→ **EXERCISE PROMPT**
List each line of the data that holds the string "colors", please.

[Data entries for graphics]
○ ○ ○
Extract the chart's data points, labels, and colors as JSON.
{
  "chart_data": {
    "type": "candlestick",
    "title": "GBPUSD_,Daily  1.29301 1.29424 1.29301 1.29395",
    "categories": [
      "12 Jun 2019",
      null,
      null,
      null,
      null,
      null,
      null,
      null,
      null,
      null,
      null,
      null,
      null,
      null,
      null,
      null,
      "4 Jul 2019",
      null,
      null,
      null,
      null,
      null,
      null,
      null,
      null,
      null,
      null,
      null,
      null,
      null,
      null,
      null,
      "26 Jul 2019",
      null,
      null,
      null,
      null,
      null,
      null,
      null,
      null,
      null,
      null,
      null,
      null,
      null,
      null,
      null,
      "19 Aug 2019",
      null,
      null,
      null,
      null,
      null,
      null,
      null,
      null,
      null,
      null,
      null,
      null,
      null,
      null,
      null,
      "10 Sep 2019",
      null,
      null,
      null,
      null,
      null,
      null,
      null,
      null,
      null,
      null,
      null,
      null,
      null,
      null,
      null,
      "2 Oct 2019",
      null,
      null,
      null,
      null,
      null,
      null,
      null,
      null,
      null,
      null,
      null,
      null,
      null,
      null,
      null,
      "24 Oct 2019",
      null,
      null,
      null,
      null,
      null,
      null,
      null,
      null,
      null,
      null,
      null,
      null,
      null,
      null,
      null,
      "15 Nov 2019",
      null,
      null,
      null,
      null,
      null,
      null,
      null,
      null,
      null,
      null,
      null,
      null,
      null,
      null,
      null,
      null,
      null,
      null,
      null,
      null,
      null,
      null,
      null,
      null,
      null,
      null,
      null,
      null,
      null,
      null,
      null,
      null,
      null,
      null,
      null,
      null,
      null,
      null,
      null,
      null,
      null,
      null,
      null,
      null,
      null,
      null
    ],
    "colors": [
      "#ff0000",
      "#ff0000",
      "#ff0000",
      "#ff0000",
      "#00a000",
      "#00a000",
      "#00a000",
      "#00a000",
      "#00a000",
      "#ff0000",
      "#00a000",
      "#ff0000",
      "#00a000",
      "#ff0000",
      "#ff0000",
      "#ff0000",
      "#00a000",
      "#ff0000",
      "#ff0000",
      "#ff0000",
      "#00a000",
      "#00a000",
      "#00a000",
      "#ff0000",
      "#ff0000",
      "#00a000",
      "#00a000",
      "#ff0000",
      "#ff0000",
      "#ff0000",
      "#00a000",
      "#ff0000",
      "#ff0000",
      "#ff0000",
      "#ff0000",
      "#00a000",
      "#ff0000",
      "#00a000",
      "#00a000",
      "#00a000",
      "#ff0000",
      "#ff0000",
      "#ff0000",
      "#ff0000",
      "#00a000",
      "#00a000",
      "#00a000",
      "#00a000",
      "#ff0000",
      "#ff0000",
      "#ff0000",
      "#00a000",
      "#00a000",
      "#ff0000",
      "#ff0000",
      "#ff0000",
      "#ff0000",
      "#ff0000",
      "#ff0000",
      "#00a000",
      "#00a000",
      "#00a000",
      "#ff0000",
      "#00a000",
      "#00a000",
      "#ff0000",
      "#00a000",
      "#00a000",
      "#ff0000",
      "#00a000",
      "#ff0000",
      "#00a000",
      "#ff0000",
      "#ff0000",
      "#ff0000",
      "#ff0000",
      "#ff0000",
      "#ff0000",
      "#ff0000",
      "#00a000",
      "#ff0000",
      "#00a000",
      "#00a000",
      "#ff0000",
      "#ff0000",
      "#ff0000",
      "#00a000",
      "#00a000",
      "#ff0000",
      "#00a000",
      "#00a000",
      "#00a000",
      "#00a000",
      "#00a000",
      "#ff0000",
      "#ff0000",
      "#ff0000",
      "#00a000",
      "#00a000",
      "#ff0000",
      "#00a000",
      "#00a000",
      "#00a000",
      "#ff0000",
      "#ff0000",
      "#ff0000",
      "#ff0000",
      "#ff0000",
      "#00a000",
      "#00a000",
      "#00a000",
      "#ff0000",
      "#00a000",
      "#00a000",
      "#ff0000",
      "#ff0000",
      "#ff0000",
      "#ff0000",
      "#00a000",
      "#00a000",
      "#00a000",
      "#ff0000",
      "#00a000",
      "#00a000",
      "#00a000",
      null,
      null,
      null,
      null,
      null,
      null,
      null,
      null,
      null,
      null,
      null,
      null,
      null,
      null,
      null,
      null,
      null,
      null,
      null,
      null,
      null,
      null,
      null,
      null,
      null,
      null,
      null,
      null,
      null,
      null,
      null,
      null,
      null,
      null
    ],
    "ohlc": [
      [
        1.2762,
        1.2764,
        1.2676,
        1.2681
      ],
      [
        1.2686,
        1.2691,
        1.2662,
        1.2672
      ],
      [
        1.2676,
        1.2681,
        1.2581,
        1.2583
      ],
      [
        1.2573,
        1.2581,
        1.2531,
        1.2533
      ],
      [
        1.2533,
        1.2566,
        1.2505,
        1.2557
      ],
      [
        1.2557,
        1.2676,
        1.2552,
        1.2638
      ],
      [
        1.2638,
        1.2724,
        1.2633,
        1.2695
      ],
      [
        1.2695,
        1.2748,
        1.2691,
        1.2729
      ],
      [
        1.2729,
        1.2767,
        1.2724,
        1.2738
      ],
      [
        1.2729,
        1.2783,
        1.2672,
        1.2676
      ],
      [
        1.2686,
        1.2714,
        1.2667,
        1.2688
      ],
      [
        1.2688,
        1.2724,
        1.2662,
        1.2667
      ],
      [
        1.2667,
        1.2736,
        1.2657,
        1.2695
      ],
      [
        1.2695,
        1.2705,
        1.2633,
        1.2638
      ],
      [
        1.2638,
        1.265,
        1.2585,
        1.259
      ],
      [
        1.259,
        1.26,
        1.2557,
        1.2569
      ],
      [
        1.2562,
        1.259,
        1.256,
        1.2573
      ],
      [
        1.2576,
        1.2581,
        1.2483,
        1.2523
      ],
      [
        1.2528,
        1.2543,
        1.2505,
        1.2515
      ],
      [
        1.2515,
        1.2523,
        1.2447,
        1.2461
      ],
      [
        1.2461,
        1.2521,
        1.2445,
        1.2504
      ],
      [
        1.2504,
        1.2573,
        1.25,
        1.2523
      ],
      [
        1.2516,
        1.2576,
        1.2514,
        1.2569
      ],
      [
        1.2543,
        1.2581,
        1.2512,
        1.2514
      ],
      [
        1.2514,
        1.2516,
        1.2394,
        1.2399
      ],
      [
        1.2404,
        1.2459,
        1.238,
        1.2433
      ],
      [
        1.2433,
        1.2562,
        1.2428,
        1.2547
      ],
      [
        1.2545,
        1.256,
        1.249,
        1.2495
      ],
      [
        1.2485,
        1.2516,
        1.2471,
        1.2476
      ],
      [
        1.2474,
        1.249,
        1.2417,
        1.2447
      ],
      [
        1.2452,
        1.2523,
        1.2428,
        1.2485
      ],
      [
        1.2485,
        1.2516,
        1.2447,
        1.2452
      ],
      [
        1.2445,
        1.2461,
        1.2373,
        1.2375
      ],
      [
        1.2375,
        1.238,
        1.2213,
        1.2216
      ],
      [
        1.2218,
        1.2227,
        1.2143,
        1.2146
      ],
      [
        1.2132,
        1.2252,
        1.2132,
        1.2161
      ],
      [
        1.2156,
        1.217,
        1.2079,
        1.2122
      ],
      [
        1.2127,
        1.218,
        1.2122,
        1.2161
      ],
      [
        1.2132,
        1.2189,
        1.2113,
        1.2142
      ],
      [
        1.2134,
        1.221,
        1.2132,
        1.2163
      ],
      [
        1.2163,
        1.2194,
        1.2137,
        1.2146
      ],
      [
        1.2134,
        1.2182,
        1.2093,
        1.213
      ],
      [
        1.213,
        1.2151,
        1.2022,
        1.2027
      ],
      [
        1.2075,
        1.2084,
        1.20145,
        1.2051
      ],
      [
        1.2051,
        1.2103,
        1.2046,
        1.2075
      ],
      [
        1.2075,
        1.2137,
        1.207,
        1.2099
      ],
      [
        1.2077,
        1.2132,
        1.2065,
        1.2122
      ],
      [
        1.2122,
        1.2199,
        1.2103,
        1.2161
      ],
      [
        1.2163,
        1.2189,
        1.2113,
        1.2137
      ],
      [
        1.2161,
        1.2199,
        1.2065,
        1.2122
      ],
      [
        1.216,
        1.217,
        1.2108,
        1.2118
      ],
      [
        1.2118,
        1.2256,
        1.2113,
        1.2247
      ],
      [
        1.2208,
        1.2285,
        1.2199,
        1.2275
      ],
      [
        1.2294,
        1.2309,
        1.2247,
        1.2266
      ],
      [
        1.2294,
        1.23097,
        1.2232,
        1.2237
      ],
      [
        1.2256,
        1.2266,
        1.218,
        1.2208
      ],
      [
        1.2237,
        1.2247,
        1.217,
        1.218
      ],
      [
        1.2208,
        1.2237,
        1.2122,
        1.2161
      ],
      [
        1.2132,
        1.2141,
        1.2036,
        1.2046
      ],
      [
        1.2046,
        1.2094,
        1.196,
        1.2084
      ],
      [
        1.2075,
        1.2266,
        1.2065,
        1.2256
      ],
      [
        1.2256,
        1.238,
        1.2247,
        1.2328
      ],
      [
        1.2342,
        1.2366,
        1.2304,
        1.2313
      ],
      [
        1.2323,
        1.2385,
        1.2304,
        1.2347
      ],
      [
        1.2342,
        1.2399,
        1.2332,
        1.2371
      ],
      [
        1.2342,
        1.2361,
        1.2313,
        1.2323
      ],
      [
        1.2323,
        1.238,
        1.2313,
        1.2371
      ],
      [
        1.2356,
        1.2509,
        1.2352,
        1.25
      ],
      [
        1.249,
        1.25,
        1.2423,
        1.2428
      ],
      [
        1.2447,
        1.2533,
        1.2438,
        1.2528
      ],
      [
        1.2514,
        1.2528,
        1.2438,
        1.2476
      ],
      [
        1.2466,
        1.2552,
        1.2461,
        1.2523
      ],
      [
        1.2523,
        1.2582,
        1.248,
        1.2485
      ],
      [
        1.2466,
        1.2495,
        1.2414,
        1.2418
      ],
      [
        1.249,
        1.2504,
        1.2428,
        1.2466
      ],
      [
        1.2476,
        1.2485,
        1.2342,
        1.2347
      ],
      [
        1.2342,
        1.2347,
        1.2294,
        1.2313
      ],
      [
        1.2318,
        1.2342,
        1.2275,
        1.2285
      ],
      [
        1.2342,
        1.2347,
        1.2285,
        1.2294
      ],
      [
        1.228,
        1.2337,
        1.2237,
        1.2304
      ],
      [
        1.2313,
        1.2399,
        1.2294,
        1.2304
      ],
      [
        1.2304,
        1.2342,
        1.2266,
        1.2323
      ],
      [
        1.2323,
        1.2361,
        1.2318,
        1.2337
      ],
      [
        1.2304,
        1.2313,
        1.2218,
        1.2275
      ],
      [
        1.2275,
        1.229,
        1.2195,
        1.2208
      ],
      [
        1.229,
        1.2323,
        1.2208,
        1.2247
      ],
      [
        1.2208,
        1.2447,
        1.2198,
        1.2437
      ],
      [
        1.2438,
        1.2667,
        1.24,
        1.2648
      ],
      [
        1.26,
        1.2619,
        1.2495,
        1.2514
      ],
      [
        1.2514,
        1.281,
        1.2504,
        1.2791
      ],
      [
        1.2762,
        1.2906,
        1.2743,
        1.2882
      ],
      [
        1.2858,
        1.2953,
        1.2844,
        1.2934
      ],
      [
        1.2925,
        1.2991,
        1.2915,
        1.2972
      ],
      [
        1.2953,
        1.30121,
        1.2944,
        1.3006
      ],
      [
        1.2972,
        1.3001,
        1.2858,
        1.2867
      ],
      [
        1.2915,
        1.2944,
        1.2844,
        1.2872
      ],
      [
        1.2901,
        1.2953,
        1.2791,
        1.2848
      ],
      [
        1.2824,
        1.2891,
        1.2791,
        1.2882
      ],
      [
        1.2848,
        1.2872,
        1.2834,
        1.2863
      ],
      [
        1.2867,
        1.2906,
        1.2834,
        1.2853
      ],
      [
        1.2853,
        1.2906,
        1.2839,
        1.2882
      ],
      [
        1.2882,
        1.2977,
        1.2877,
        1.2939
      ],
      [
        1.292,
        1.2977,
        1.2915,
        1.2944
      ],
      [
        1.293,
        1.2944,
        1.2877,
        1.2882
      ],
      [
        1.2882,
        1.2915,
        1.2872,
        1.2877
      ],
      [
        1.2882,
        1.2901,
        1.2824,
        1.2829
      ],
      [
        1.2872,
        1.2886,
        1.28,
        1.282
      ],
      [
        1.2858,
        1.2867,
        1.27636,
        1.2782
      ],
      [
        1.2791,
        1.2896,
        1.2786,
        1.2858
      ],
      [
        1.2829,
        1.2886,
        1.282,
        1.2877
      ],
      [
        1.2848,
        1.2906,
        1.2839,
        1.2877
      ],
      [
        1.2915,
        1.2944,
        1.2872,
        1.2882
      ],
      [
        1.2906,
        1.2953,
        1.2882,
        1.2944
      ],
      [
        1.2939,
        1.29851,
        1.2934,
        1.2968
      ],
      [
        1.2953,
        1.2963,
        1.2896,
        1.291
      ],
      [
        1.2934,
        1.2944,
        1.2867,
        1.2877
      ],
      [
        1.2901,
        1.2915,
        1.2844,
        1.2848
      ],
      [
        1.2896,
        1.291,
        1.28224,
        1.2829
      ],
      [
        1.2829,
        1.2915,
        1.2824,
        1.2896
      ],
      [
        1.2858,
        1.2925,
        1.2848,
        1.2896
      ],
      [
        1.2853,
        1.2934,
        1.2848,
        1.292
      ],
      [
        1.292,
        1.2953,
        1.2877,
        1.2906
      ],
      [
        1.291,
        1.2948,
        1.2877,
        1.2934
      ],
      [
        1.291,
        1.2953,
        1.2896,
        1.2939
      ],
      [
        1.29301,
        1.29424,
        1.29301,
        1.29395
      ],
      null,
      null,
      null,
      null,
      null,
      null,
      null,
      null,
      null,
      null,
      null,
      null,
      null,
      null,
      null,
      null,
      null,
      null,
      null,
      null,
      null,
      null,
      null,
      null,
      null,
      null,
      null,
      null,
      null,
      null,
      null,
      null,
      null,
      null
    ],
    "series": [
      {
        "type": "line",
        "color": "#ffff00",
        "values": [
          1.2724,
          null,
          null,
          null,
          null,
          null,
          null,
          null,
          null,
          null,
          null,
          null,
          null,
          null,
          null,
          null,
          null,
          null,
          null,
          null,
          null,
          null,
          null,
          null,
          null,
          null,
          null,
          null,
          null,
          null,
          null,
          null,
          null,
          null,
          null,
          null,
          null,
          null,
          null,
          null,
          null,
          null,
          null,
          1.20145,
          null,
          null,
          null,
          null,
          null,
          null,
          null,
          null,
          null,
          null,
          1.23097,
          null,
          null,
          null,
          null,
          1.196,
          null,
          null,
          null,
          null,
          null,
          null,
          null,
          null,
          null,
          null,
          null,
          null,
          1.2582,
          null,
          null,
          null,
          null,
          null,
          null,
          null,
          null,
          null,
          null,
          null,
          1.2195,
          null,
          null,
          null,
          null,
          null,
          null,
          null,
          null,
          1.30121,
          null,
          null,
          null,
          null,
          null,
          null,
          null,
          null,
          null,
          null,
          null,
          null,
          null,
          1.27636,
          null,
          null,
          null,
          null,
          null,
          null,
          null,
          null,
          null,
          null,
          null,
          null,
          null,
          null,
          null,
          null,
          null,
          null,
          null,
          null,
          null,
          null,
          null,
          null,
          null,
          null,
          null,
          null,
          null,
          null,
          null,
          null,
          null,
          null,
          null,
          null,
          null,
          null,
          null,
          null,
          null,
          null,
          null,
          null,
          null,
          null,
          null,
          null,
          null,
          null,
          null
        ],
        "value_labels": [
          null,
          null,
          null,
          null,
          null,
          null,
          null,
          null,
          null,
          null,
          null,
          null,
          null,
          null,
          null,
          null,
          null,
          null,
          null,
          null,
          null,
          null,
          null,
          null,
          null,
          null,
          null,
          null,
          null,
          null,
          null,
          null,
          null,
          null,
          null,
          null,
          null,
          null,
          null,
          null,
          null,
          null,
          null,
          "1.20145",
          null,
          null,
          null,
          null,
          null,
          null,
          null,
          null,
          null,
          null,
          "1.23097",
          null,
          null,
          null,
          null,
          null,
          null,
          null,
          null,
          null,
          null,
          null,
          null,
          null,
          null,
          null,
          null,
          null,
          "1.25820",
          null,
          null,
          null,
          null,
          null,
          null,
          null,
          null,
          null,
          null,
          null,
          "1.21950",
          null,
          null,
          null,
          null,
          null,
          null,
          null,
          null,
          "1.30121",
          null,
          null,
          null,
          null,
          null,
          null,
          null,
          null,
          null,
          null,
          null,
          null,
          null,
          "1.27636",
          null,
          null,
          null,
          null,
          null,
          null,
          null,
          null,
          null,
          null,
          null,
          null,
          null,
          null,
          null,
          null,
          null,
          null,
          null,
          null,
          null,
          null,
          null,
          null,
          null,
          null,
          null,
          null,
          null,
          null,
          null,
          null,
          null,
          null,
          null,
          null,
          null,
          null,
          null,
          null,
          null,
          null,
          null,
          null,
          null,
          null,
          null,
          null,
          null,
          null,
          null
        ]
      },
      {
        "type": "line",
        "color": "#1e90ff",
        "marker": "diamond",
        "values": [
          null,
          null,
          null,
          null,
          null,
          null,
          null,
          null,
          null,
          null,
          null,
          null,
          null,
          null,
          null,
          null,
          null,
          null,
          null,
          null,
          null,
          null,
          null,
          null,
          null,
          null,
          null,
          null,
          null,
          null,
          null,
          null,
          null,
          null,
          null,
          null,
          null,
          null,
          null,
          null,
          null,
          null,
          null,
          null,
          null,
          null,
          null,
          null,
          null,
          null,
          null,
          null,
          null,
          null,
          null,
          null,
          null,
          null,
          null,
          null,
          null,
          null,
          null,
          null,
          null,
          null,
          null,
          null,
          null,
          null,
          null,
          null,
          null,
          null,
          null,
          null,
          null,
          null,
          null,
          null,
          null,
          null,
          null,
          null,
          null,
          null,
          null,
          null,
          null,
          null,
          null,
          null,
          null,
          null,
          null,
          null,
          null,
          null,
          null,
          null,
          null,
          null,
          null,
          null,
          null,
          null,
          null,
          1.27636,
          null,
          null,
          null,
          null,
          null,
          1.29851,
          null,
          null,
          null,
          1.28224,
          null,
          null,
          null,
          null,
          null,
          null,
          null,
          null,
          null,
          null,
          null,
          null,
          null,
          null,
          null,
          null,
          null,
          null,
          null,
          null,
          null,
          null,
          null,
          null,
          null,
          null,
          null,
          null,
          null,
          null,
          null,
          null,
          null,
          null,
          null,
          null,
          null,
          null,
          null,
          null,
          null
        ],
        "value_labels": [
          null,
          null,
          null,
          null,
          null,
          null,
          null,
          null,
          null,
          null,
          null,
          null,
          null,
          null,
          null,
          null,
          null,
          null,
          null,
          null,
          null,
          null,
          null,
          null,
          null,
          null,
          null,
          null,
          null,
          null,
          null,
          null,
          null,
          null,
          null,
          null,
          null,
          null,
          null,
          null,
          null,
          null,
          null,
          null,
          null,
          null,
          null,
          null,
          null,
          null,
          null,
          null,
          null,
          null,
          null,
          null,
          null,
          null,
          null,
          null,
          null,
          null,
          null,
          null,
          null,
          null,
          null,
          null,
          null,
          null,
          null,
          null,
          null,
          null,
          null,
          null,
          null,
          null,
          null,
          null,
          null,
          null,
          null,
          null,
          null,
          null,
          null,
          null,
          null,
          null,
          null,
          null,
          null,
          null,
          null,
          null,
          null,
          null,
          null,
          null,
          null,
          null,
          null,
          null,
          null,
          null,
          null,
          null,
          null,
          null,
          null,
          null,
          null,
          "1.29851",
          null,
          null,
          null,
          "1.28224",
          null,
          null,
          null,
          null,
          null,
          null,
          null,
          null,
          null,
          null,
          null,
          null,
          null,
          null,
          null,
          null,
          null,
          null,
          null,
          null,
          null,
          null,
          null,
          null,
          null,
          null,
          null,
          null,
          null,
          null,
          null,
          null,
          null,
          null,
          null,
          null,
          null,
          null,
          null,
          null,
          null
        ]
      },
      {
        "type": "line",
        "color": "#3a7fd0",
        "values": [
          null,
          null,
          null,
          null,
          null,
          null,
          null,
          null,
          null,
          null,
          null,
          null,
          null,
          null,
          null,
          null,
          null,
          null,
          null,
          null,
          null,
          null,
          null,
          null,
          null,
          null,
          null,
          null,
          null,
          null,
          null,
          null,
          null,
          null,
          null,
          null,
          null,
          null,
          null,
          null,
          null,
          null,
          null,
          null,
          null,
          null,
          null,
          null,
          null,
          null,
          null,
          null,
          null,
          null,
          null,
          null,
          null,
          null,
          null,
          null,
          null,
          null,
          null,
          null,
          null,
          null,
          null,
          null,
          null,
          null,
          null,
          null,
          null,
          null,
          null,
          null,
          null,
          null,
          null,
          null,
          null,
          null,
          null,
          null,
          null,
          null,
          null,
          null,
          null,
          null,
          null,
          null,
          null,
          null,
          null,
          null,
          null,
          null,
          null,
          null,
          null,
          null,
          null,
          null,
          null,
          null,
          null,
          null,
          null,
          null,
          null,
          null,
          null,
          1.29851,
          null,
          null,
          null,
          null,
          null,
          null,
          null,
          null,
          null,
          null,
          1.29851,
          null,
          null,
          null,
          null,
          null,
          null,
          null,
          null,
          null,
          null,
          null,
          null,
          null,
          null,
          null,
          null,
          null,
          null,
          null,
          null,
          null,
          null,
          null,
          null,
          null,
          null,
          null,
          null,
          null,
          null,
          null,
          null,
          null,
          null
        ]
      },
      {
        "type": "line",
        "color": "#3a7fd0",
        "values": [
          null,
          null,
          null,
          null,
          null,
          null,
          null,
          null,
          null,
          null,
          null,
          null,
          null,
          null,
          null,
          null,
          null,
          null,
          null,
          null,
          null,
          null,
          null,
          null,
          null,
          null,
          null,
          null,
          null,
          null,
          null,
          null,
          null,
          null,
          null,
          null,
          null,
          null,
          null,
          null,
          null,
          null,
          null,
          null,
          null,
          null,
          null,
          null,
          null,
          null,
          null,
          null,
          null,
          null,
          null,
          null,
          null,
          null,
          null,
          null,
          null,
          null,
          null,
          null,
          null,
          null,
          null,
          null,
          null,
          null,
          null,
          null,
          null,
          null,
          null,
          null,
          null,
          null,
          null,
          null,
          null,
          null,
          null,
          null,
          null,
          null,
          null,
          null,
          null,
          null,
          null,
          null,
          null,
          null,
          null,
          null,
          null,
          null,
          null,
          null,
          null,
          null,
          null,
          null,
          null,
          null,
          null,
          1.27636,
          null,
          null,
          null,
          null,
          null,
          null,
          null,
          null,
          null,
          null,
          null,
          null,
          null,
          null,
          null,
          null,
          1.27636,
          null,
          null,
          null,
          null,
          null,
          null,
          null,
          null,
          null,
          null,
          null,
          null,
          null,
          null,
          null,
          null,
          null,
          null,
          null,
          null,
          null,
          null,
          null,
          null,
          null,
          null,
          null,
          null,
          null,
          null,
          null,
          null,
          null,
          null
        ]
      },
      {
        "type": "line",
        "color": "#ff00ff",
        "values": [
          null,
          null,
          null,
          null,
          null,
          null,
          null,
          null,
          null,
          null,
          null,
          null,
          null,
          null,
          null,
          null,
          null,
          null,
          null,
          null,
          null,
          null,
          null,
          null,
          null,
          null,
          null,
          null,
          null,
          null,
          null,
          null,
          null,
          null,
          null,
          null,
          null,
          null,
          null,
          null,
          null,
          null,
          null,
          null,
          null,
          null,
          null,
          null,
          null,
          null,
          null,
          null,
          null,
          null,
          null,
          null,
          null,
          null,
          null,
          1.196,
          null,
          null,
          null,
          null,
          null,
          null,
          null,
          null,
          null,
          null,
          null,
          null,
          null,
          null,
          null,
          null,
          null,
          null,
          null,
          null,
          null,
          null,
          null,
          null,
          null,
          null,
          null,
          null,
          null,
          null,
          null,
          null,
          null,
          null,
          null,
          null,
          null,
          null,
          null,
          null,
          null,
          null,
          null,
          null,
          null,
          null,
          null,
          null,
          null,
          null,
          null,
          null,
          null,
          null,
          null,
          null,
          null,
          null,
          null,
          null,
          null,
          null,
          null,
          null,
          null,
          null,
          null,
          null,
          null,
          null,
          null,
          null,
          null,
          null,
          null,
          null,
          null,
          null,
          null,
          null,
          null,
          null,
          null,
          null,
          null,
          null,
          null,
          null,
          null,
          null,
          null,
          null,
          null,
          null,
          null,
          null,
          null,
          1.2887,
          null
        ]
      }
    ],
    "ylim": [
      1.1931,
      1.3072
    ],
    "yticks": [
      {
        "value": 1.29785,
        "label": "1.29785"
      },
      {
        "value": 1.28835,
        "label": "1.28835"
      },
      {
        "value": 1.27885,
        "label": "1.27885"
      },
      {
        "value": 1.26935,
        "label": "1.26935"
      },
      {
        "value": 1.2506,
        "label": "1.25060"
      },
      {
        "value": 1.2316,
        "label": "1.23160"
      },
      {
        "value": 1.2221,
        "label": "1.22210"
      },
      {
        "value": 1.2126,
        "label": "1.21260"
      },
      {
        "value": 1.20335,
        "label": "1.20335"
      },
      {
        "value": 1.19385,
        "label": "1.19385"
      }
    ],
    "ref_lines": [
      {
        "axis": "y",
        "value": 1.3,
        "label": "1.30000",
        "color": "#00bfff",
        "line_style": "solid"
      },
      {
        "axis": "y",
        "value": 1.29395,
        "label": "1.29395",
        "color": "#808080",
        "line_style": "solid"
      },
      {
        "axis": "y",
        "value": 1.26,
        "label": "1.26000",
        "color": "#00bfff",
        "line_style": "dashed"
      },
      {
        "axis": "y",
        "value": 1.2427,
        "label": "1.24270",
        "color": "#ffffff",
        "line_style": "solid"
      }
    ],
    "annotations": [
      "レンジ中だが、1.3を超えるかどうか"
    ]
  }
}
○ ○ ○
→ **FULL RESPONSE**
Extract the chart's data points, labels, and colors as JSON.
    "colors": [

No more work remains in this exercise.